=== Information given ===

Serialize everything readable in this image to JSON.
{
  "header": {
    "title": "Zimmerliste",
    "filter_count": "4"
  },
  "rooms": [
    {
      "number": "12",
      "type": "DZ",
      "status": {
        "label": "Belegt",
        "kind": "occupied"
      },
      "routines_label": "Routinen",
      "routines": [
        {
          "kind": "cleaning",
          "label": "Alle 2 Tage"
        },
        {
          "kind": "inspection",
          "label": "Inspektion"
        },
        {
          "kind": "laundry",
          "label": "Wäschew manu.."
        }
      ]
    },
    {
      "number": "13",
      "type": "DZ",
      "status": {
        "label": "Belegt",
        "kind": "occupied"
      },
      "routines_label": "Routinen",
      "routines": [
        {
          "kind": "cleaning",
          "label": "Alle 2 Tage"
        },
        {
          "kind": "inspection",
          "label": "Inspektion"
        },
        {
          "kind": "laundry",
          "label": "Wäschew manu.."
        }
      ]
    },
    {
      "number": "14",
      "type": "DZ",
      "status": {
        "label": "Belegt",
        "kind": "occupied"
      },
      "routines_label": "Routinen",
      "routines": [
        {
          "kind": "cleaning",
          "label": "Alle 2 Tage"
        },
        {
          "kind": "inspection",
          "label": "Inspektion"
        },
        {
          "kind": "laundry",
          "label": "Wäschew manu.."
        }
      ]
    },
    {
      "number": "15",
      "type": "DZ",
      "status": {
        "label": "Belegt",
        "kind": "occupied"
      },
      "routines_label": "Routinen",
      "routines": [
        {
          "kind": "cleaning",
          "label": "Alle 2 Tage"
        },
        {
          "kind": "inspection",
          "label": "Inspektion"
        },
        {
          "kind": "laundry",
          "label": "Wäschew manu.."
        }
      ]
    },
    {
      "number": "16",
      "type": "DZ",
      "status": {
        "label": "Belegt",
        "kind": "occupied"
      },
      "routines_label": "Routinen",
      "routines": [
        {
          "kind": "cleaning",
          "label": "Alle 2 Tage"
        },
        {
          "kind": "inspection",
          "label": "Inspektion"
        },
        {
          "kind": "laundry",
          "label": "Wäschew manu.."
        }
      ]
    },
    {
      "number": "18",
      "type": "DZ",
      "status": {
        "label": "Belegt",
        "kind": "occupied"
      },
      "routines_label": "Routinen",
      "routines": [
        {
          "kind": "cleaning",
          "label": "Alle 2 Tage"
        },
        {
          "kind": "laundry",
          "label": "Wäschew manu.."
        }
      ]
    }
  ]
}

===

Task objective: Output all preceding records character for character.

The response:
Serialize everything readable in this image to JSON.
{
  "header": {
    "title": "Zimmerliste",
    "filter_count": "4"
  },
  "rooms": [
    {
      "number": "12",
      "type": "DZ",
      "status": {
        "label": "Belegt",
        "kind": "occupied"
      },
      "routines_label": "Routinen",
      "routines": [
        {
          "kind": "cleaning",
          "label": "Alle 2 Tage"
        },
        {
          "kind": "inspection",
          "label": "Inspektion"
        },
        {
          "kind": "laundry",
          "label": "Wäschew manu.."
        }
      ]
    },
    {
      "number": "13",
      "type": "DZ",
      "status": {
        "label": "Belegt",
        "kind": "occupied"
      },
      "routines_label": "Routinen",
      "routines": [
        {
          "kind": "cleaning",
          "label": "Alle 2 Tage"
        },
        {
          "kind": "inspection",
          "label": "Inspektion"
        },
        {
          "kind": "laundry",
          "label": "Wäschew manu.."
        }
      ]
    },
    {
      "number": "14",
      "type": "DZ",
      "status": {
        "label": "Belegt",
        "kind": "occupied"
      },
      "routines_label": "Routinen",
      "routines": [
        {
          "kind": "cleaning",
          "label": "Alle 2 Tage"
        },
        {
          "kind": "inspection",
          "label": "Inspektion"
        },
        {
          "kind": "laundry",
          "label": "Wäschew manu.."
        }
      ]
    },
    {
      "number": "15",
      "type": "DZ",
      "status": {
        "label": "Belegt",
        "kind": "occupied"
      },
      "routines_label": "Routinen",
      "routines": [
        {
          "kind": "cleaning",
          "label": "Alle 2 Tage"
        },
        {
          "kind": "inspection",
          "label": "Inspektion"
        },
        {
          "kind": "laundry",
          "label": "Wäschew manu.."
        }
      ]
    },
    {
      "number": "16",
      "type": "DZ",
      "status": {
        "label": "Belegt",
        "kind": "occupied"
      },
      "routines_label": "Routinen",
      "routines": [
        {
          "kind": "cleaning",
          "label": "Alle 2 Tage"
        },
        {
          "kind": "inspection",
          "label": "Inspektion"
        },
        {
          "kind": "laundry",
          "label": "Wäschew manu.."
        }
      ]
    },
    {
      "number": "18",
      "type": "DZ",
      "status": {
        "label": "Belegt",
        "kind": "occupied"
      },
      "routines_label": "Routinen",
      "routines": [
        {
          "kind": "cleaning",
          "label": "Alle 2 Tage"
        },
        {
          "kind": "laundry",
          "label": "Wäschew manu.."
        }
      ]
    }
  ]
}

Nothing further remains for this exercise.